THE EXERCISE:
Copy each entry as it stands, leaving nothing out.

ENTRIES SUPPLIED:
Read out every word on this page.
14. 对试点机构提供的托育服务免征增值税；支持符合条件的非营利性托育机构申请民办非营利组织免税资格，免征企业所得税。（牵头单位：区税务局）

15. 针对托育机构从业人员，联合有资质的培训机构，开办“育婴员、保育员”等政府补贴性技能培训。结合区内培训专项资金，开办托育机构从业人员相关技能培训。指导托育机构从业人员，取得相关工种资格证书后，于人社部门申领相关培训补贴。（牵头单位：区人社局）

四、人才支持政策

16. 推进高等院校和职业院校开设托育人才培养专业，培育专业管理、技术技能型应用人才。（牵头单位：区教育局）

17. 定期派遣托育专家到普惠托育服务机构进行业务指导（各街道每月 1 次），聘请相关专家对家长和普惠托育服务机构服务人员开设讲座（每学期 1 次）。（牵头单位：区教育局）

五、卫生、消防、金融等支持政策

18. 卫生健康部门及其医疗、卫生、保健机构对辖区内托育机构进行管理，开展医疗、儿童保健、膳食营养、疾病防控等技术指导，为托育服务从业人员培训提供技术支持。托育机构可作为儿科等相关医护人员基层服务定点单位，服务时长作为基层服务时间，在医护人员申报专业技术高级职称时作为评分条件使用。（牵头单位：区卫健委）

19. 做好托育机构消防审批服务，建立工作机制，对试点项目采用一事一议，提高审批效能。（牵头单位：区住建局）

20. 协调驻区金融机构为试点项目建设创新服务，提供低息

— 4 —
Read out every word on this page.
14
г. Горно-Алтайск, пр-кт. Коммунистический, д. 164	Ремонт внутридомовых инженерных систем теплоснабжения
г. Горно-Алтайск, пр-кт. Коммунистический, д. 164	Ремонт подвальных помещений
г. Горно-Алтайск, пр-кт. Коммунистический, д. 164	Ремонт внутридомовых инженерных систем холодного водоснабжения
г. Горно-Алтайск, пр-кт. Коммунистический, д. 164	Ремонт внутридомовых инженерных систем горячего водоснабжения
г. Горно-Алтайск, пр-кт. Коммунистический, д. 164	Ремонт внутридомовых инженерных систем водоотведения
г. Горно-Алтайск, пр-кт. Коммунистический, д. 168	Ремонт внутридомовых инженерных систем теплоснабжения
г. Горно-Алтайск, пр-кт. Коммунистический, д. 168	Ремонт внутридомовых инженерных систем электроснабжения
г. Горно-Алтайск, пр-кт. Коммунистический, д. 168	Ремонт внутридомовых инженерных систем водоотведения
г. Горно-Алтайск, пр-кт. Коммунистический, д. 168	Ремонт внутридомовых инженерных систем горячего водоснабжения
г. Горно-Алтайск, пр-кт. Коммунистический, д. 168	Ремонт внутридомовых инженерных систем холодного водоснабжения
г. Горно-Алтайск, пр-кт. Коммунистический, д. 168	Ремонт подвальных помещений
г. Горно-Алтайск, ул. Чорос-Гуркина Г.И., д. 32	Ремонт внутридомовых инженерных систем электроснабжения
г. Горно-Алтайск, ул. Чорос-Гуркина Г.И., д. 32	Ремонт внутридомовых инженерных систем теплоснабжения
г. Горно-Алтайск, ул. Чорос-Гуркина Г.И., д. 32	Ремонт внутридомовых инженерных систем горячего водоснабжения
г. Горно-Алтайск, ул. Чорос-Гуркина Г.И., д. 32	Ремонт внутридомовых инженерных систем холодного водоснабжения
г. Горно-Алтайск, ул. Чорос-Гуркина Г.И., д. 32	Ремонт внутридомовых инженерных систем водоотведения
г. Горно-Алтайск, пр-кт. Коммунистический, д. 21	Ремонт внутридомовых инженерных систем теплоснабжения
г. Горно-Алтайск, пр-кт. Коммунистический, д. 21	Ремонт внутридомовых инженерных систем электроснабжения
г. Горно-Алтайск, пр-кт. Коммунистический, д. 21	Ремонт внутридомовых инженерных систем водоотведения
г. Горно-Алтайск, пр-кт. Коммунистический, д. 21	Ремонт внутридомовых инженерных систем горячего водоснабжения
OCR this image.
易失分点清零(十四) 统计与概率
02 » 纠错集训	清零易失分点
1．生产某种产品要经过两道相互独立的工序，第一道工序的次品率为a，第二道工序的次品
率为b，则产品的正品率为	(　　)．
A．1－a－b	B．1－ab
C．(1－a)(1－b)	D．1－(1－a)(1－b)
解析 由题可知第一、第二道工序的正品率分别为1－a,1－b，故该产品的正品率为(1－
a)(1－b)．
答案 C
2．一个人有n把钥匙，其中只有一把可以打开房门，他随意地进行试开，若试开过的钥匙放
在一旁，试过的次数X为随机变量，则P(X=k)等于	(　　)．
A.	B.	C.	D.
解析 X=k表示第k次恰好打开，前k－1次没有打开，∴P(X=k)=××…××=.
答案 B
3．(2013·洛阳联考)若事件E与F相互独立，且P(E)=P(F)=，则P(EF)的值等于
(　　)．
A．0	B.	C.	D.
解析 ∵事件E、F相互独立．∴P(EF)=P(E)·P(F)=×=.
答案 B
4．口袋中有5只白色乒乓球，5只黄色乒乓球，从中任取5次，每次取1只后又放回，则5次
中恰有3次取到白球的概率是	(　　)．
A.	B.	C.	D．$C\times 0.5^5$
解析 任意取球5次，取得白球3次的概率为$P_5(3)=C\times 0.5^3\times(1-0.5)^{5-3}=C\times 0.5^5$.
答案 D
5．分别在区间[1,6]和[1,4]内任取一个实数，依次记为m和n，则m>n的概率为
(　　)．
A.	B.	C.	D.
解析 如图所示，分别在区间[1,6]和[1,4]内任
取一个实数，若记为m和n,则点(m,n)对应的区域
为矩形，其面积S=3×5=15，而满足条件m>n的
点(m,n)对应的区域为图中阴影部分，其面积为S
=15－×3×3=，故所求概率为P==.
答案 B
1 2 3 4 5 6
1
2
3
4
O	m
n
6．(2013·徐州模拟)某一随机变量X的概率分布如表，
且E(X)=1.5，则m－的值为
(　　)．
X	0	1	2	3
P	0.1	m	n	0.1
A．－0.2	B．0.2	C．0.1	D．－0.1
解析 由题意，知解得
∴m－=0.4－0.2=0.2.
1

RESPONSE BELOW:
Read out every word on this page.
14. 对试点机构提供的托育服务免征增值税；支持符合条件的非营利性托育机构申请民办非营利组织免税资格，免征企业所得税。（牵头单位：区税务局）

15. 针对托育机构从业人员，联合有资质的培训机构，开办“育婴员、保育员”等政府补贴性技能培训。结合区内培训专项资金，开办托育机构从业人员相关技能培训。指导托育机构从业人员，取得相关工种资格证书后，于人社部门申领相关培训补贴。（牵头单位：区人社局）

四、人才支持政策

16. 推进高等院校和职业院校开设托育人才培养专业，培育专业管理、技术技能型应用人才。（牵头单位：区教育局）

17. 定期派遣托育专家到普惠托育服务机构进行业务指导（各街道每月 1 次），聘请相关专家对家长和普惠托育服务机构服务人员开设讲座（每学期 1 次）。（牵头单位：区教育局）

五、卫生、消防、金融等支持政策

18. 卫生健康部门及其医疗、卫生、保健机构对辖区内托育机构进行管理，开展医疗、儿童保健、膳食营养、疾病防控等技术指导，为托育服务从业人员培训提供技术支持。托育机构可作为儿科等相关医护人员基层服务定点单位，服务时长作为基层服务时间，在医护人员申报专业技术高级职称时作为评分条件使用。（牵头单位：区卫健委）

19. 做好托育机构消防审批服务，建立工作机制，对试点项目采用一事一议，提高审批效能。（牵头单位：区住建局）

20. 协调驻区金融机构为试点项目建设创新服务，提供低息

— 4 —
Read out every word on this page.
14
г. Горно-Алтайск, пр-кт. Коммунистический, д. 164	Ремонт внутридомовых инженерных систем теплоснабжения
г. Горно-Алтайск, пр-кт. Коммунистический, д. 164	Ремонт подвальных помещений
г. Горно-Алтайск, пр-кт. Коммунистический, д. 164	Ремонт внутридомовых инженерных систем холодного водоснабжения
г. Горно-Алтайск, пр-кт. Коммунистический, д. 164	Ремонт внутридомовых инженерных систем горячего водоснабжения
г. Горно-Алтайск, пр-кт. Коммунистический, д. 164	Ремонт внутридомовых инженерных систем водоотведения
г. Горно-Алтайск, пр-кт. Коммунистический, д. 168	Ремонт внутридомовых инженерных систем теплоснабжения
г. Горно-Алтайск, пр-кт. Коммунистический, д. 168	Ремонт внутридомовых инженерных систем электроснабжения
г. Горно-Алтайск, пр-кт. Коммунистический, д. 168	Ремонт внутридомовых инженерных систем водоотведения
г. Горно-Алтайск, пр-кт. Коммунистический, д. 168	Ремонт внутридомовых инженерных систем горячего водоснабжения
г. Горно-Алтайск, пр-кт. Коммунистический, д. 168	Ремонт внутридомовых инженерных систем холодного водоснабжения
г. Горно-Алтайск, пр-кт. Коммунистический, д. 168	Ремонт подвальных помещений
г. Горно-Алтайск, ул. Чорос-Гуркина Г.И., д. 32	Ремонт внутридомовых инженерных систем электроснабжения
г. Горно-Алтайск, ул. Чорос-Гуркина Г.И., д. 32	Ремонт внутридомовых инженерных систем теплоснабжения
г. Горно-Алтайск, ул. Чорос-Гуркина Г.И., д. 32	Ремонт внутридомовых инженерных систем горячего водоснабжения
г. Горно-Алтайск, ул. Чорос-Гуркина Г.И., д. 32	Ремонт внутридомовых инженерных систем холодного водоснабжения
г. Горно-Алтайск, ул. Чорос-Гуркина Г.И., д. 32	Ремонт внутридомовых инженерных систем водоотведения
г. Горно-Алтайск, пр-кт. Коммунистический, д. 21	Ремонт внутридомовых инженерных систем теплоснабжения
г. Горно-Алтайск, пр-кт. Коммунистический, д. 21	Ремонт внутридомовых инженерных систем электроснабжения
г. Горно-Алтайск, пр-кт. Коммунистический, д. 21	Ремонт внутридомовых инженерных систем водоотведения
г. Горно-Алтайск, пр-кт. Коммунистический, д. 21	Ремонт внутридомовых инженерных систем горячего водоснабжения
OCR this image.
易失分点清零(十四) 统计与概率
02 » 纠错集训	清零易失分点
1．生产某种产品要经过两道相互独立的工序，第一道工序的次品率为a，第二道工序的次品
率为b，则产品的正品率为	(　　)．
A．1－a－b	B．1－ab
C．(1－a)(1－b)	D．1－(1－a)(1－b)
解析 由题可知第一、第二道工序的正品率分别为1－a,1－b，故该产品的正品率为(1－
a)(1－b)．
答案 C
2．一个人有n把钥匙，其中只有一把可以打开房门，他随意地进行试开，若试开过的钥匙放
在一旁，试过的次数X为随机变量，则P(X=k)等于	(　　)．
A.	B.	C.	D.
解析 X=k表示第k次恰好打开，前k－1次没有打开，∴P(X=k)=××…××=.
答案 B
3．(2013·洛阳联考)若事件E与F相互独立，且P(E)=P(F)=，则P(EF)的值等于
(　　)．
A．0	B.	C.	D.
解析 ∵事件E、F相互独立．∴P(EF)=P(E)·P(F)=×=.
答案 B
4．口袋中有5只白色乒乓球，5只黄色乒乓球，从中任取5次，每次取1只后又放回，则5次
中恰有3次取到白球的概率是	(　　)．
A.	B.	C.	D．$C\times 0.5^5$
解析 任意取球5次，取得白球3次的概率为$P_5(3)=C\times 0.5^3\times(1-0.5)^{5-3}=C\times 0.5^5$.
答案 D
5．分别在区间[1,6]和[1,4]内任取一个实数，依次记为m和n，则m>n的概率为
(　　)．
A.	B.	C.	D.
解析 如图所示，分别在区间[1,6]和[1,4]内任
取一个实数，若记为m和n,则点(m,n)对应的区域
为矩形，其面积S=3×5=15，而满足条件m>n的
点(m,n)对应的区域为图中阴影部分，其面积为S
=15－×3×3=，故所求概率为P==.
答案 B
1 2 3 4 5 6
1
2
3
4
O	m
n
6．(2013·徐州模拟)某一随机变量X的概率分布如表，
且E(X)=1.5，则m－的值为
(　　)．
X	0	1	2	3
P	0.1	m	n	0.1
A．－0.2	B．0.2	C．0.1	D．－0.1
解析 由题意，知解得
∴m－=0.4－0.2=0.2.
1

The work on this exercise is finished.